##### Document text #####
Natalia-Nana Lester-Bush [00:21:31]:
My dad was really affirming to him and said, no, thank you. Like, that is exactly what I would want someone to do for my daughter if she was in that situation. And even at the time, I could realise, well, that man’s being kind. And even at the time, I could think, oh, I wonder if other men in that pub thought the same thing, that he’s the one who actually did something. So, you know, I can see that sort of tracing in now to my sort of how to stand up if you see a microaggression or if something’s off key, how to actually be the one that gets up off their pub seat, leaves their pint and does something brave and scary. And anyway, that is my meandering response. You’re going to have a lot of editing. Sorry, but no, no, all of that.
Natalia-Nana Lester-Bush [00:22:14]:
When you. Oh, goodness. With speaking about my mum, I can’t not talk about my dad and where we grew up and how all of it so integrates. But going back to talking about I’m mum directly as the example that I had from her of one I think the most. The thing I’m most grateful for with mummy is I grew up as this brown skin girl in this mixed family, living in a white area. There was a couple over the road who were asian who we went and visited. And even at the age of, you know, between five and ten, when we lived there, I knew that we were friends with them because they were also brown. I knew that it was, oh, this is our.
#####
Answer these questions from the interview transcript:
1. What did the speaker's dad say he would want someone to do?
2. What kind of area did the speaker grow up in?
3. Who lived over the road from the speaker's family?
##### Dataset rows #####
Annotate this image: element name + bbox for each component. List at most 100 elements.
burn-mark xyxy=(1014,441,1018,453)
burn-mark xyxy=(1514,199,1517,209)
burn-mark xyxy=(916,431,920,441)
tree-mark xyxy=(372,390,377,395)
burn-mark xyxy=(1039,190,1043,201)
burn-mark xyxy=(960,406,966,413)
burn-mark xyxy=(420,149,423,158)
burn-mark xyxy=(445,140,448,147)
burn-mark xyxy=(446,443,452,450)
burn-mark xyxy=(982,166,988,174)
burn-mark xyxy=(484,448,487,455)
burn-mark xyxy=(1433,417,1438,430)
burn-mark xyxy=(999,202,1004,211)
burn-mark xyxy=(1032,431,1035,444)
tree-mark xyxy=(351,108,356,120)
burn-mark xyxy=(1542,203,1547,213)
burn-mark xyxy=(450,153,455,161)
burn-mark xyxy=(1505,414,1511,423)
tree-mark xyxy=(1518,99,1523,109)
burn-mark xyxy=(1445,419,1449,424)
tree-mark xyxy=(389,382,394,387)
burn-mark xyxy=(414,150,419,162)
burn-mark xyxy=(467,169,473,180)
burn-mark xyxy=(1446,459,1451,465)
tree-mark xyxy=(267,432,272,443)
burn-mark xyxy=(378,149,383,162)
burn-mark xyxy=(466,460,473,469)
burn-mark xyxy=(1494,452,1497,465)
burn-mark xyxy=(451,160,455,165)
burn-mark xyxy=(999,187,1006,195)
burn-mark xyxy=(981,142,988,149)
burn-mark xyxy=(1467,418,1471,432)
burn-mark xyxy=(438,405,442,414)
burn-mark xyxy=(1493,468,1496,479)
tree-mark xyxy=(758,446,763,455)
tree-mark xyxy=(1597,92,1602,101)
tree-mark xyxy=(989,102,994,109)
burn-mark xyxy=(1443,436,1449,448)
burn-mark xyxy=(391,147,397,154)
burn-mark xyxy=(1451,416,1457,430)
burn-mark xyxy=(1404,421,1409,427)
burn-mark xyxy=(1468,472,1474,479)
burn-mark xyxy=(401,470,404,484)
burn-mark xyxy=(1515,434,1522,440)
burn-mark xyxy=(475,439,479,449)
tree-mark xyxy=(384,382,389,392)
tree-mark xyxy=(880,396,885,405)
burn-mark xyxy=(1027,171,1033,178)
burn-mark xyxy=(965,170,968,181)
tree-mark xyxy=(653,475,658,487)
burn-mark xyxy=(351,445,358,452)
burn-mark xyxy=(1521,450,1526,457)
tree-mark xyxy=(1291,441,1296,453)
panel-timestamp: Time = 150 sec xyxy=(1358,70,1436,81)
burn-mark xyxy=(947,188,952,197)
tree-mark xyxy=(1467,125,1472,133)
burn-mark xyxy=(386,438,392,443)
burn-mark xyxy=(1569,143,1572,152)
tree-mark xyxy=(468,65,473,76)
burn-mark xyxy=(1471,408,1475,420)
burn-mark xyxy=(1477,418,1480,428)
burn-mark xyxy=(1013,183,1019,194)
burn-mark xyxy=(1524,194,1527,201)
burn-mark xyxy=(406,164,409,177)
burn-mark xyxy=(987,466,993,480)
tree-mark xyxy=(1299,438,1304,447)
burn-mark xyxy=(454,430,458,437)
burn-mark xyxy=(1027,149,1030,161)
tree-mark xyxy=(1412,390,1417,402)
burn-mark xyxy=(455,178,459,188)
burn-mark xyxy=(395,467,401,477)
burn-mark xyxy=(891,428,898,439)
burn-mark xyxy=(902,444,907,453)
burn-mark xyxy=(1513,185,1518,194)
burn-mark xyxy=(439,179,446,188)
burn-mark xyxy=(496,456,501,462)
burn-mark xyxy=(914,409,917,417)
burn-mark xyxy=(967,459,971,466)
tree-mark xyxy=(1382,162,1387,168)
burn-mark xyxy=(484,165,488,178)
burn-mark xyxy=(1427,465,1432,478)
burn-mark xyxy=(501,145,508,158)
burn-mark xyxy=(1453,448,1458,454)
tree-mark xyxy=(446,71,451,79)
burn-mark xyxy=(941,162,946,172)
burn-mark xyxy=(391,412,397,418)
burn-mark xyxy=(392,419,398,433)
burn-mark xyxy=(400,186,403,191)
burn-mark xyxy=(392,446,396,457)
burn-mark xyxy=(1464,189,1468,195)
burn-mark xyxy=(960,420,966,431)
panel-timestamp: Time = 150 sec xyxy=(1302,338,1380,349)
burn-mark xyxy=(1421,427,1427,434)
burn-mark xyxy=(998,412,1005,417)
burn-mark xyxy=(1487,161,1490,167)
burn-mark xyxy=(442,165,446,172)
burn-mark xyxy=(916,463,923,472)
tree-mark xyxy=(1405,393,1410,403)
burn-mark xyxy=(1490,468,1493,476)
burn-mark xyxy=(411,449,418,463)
#####
# Solution to this exercise
1. What the man had done, for his daughter if she were in that situation.
2. A white area.
3. A couple who were Asian.